AIM:
Every entry must be echoed exactly.

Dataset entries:
*****

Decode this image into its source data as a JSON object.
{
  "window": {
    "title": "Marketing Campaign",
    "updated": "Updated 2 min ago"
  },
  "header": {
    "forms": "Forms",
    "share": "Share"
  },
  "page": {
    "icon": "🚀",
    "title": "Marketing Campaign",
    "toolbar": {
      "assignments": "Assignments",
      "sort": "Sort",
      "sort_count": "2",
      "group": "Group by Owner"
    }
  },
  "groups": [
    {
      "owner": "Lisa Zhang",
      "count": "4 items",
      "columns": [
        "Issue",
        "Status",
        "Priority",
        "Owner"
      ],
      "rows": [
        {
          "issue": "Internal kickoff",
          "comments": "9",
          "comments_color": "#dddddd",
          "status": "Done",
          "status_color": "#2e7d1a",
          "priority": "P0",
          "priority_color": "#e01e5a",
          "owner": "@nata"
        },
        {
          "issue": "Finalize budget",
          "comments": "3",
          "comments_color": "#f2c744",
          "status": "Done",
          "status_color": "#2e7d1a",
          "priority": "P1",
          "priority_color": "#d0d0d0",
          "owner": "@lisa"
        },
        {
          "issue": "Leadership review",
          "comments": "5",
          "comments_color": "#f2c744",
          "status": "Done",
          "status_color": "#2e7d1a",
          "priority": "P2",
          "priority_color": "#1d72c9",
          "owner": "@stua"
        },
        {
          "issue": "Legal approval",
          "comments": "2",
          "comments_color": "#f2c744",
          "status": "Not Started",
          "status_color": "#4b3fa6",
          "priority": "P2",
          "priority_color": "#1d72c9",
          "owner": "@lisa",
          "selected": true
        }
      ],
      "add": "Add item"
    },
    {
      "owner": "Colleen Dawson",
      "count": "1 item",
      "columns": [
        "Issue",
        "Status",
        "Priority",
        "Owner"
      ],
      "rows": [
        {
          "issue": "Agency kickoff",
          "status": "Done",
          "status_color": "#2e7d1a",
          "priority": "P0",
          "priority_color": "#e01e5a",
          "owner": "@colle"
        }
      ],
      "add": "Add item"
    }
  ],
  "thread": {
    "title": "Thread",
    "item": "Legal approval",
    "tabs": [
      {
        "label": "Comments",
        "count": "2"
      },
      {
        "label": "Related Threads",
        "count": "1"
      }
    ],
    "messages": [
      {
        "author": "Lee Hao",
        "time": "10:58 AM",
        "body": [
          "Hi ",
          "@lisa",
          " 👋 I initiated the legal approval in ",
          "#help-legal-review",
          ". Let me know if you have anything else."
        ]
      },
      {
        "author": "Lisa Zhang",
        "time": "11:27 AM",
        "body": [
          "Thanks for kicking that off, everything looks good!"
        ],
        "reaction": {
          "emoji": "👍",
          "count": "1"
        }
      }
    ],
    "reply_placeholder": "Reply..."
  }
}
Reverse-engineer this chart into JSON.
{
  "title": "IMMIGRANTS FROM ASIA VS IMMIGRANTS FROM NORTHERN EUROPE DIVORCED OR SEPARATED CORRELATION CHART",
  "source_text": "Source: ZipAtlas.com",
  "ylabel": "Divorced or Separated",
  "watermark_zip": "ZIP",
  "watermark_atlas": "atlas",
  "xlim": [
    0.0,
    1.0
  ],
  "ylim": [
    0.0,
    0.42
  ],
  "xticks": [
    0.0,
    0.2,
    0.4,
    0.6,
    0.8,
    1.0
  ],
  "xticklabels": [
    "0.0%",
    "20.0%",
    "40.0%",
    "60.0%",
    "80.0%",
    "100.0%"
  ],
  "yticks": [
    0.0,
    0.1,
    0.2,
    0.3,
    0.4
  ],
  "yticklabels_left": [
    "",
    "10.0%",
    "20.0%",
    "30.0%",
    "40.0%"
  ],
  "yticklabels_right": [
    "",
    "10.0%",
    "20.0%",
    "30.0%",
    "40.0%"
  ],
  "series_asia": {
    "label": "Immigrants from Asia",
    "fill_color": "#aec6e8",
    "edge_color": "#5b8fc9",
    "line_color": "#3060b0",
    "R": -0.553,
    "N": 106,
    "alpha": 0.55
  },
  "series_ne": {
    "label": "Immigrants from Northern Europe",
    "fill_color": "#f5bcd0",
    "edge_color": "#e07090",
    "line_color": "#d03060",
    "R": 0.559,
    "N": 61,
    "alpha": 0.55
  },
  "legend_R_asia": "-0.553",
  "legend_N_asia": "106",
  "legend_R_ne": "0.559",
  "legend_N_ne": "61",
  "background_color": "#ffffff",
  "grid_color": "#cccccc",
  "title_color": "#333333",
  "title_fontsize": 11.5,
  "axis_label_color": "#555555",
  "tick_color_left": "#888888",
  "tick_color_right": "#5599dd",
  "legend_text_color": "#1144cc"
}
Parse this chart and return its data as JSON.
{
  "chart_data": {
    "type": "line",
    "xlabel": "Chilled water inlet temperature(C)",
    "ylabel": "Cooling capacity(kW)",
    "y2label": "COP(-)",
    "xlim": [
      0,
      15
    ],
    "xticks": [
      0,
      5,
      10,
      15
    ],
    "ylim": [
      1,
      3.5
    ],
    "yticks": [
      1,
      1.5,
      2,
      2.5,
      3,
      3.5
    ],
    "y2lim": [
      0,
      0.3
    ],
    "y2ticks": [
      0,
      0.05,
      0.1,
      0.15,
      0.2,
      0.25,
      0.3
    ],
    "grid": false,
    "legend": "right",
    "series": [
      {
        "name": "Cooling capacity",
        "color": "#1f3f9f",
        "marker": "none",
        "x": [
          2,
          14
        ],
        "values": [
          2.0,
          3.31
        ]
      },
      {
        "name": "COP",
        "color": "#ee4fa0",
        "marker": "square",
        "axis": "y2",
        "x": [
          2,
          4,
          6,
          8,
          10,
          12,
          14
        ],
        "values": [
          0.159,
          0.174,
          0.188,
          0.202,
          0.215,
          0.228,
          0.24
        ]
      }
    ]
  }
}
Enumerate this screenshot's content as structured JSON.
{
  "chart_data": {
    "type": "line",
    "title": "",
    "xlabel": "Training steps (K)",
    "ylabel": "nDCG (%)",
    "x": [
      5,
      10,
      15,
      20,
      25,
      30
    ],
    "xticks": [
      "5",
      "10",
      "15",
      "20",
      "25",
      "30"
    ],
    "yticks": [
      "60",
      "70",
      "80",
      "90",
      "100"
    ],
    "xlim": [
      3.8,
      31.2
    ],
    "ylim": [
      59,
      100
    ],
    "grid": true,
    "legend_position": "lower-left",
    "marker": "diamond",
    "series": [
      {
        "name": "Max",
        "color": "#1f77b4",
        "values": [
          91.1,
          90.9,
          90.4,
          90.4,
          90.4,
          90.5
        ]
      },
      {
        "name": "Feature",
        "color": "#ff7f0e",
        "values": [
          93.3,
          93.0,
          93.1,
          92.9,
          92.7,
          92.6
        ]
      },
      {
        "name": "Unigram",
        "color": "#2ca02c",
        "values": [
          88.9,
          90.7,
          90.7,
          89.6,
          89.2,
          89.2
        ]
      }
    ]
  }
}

*****

ANSWER FOR THE TASK:
Decode this image into its source data as a JSON object.
{
  "window": {
    "title": "Marketing Campaign",
    "updated": "Updated 2 min ago"
  },
  "header": {
    "forms": "Forms",
    "share": "Share"
  },
  "page": {
    "icon": "🚀",
    "title": "Marketing Campaign",
    "toolbar": {
      "assignments": "Assignments",
      "sort": "Sort",
      "sort_count": "2",
      "group": "Group by Owner"
    }
  },
  "groups": [
    {
      "owner": "Lisa Zhang",
      "count": "4 items",
      "columns": [
        "Issue",
        "Status",
        "Priority",
        "Owner"
      ],
      "rows": [
        {
          "issue": "Internal kickoff",
          "comments": "9",
          "comments_color": "#dddddd",
          "status": "Done",
          "status_color": "#2e7d1a",
          "priority": "P0",
          "priority_color": "#e01e5a",
          "owner": "@nata"
        },
        {
          "issue": "Finalize budget",
          "comments": "3",
          "comments_color": "#f2c744",
          "status": "Done",
          "status_color": "#2e7d1a",
          "priority": "P1",
          "priority_color": "#d0d0d0",
          "owner": "@lisa"
        },
        {
          "issue": "Leadership review",
          "comments": "5",
          "comments_color": "#f2c744",
          "status": "Done",
          "status_color": "#2e7d1a",
          "priority": "P2",
          "priority_color": "#1d72c9",
          "owner": "@stua"
        },
        {
          "issue": "Legal approval",
          "comments": "2",
          "comments_color": "#f2c744",
          "status": "Not Started",
          "status_color": "#4b3fa6",
          "priority": "P2",
          "priority_color": "#1d72c9",
          "owner": "@lisa",
          "selected": true
        }
      ],
      "add": "Add item"
    },
    {
      "owner": "Colleen Dawson",
      "count": "1 item",
      "columns": [
        "Issue",
        "Status",
        "Priority",
        "Owner"
      ],
      "rows": [
        {
          "issue": "Agency kickoff",
          "status": "Done",
          "status_color": "#2e7d1a",
          "priority": "P0",
          "priority_color": "#e01e5a",
          "owner": "@colle"
        }
      ],
      "add": "Add item"
    }
  ],
  "thread": {
    "title": "Thread",
    "item": "Legal approval",
    "tabs": [
      {
        "label": "Comments",
        "count": "2"
      },
      {
        "label": "Related Threads",
        "count": "1"
      }
    ],
    "messages": [
      {
        "author": "Lee Hao",
        "time": "10:58 AM",
        "body": [
          "Hi ",
          "@lisa",
          " 👋 I initiated the legal approval in ",
          "#help-legal-review",
          ". Let me know if you have anything else."
        ]
      },
      {
        "author": "Lisa Zhang",
        "time": "11:27 AM",
        "body": [
          "Thanks for kicking that off, everything looks good!"
        ],
        "reaction": {
          "emoji": "👍",
          "count": "1"
        }
      }
    ],
    "reply_placeholder": "Reply..."
  }
}
Reverse-engineer this chart into JSON.
{
  "title": "IMMIGRANTS FROM ASIA VS IMMIGRANTS FROM NORTHERN EUROPE DIVORCED OR SEPARATED CORRELATION CHART",
  "source_text": "Source: ZipAtlas.com",
  "ylabel": "Divorced or Separated",
  "watermark_zip": "ZIP",
  "watermark_atlas": "atlas",
  "xlim": [
    0.0,
    1.0
  ],
  "ylim": [
    0.0,
    0.42
  ],
  "xticks": [
    0.0,
    0.2,
    0.4,
    0.6,
    0.8,
    1.0
  ],
  "xticklabels": [
    "0.0%",
    "20.0%",
    "40.0%",
    "60.0%",
    "80.0%",
    "100.0%"
  ],
  "yticks": [
    0.0,
    0.1,
    0.2,
    0.3,
    0.4
  ],
  "yticklabels_left": [
    "",
    "10.0%",
    "20.0%",
    "30.0%",
    "40.0%"
  ],
  "yticklabels_right": [
    "",
    "10.0%",
    "20.0%",
    "30.0%",
    "40.0%"
  ],
  "series_asia": {
    "label": "Immigrants from Asia",
    "fill_color": "#aec6e8",
    "edge_color": "#5b8fc9",
    "line_color": "#3060b0",
    "R": -0.553,
    "N": 106,
    "alpha": 0.55
  },
  "series_ne": {
    "label": "Immigrants from Northern Europe",
    "fill_color": "#f5bcd0",
    "edge_color": "#e07090",
    "line_color": "#d03060",
    "R": 0.559,
    "N": 61,
    "alpha": 0.55
  },
  "legend_R_asia": "-0.553",
  "legend_N_asia": "106",
  "legend_R_ne": "0.559",
  "legend_N_ne": "61",
  "background_color": "#ffffff",
  "grid_color": "#cccccc",
  "title_color": "#333333",
  "title_fontsize": 11.5,
  "axis_label_color": "#555555",
  "tick_color_left": "#888888",
  "tick_color_right": "#5599dd",
  "legend_text_color": "#1144cc"
}
Parse this chart and return its data as JSON.
{
  "chart_data": {
    "type": "line",
    "xlabel": "Chilled water inlet temperature(C)",
    "ylabel": "Cooling capacity(kW)",
    "y2label": "COP(-)",
    "xlim": [
      0,
      15
    ],
    "xticks": [
      0,
      5,
      10,
      15
    ],
    "ylim": [
      1,
      3.5
    ],
    "yticks": [
      1,
      1.5,
      2,
      2.5,
      3,
      3.5
    ],
    "y2lim": [
      0,
      0.3
    ],
    "y2ticks": [
      0,
      0.05,
      0.1,
      0.15,
      0.2,
      0.25,
      0.3
    ],
    "grid": false,
    "legend": "right",
    "series": [
      {
        "name": "Cooling capacity",
        "color": "#1f3f9f",
        "marker": "none",
        "x": [
          2,
          14
        ],
        "values": [
          2.0,
          3.31
        ]
      },
      {
        "name": "COP",
        "color": "#ee4fa0",
        "marker": "square",
        "axis": "y2",
        "x": [
          2,
          4,
          6,
          8,
          10,
          12,
          14
        ],
        "values": [
          0.159,
          0.174,
          0.188,
          0.202,
          0.215,
          0.228,
          0.24
        ]
      }
    ]
  }
}
Enumerate this screenshot's content as structured JSON.
{
  "chart_data": {
    "type": "line",
    "title": "",
    "xlabel": "Training steps (K)",
    "ylabel": "nDCG (%)",
    "x": [
      5,
      10,
      15,
      20,
      25,
      30
    ],
    "xticks": [
      "5",
      "10",
      "15",
      "20",
      "25",
      "30"
    ],
    "yticks": [
      "60",
      "70",
      "80",
      "90",
      "100"
    ],
    "xlim": [
      3.8,
      31.2
    ],
    "ylim": [
      59,
      100
    ],
    "grid": true,
    "legend_position": "lower-left",
    "marker": "diamond",
    "series": [
      {
        "name": "Max",
        "color": "#1f77b4",
        "values": [
          91.1,
          90.9,
          90.4,
          90.4,
          90.4,
          90.5
        ]
      },
      {
        "name": "Feature",
        "color": "#ff7f0e",
        "values": [
          93.3,
          93.0,
          93.1,
          92.9,
          92.7,
          92.6
        ]
      },
      {
        "name": "Unigram",
        "color": "#2ca02c",
        "values": [
          88.9,
          90.7,
          90.7,
          89.6,
          89.2,
          89.2
        ]
      }
    ]
  }
}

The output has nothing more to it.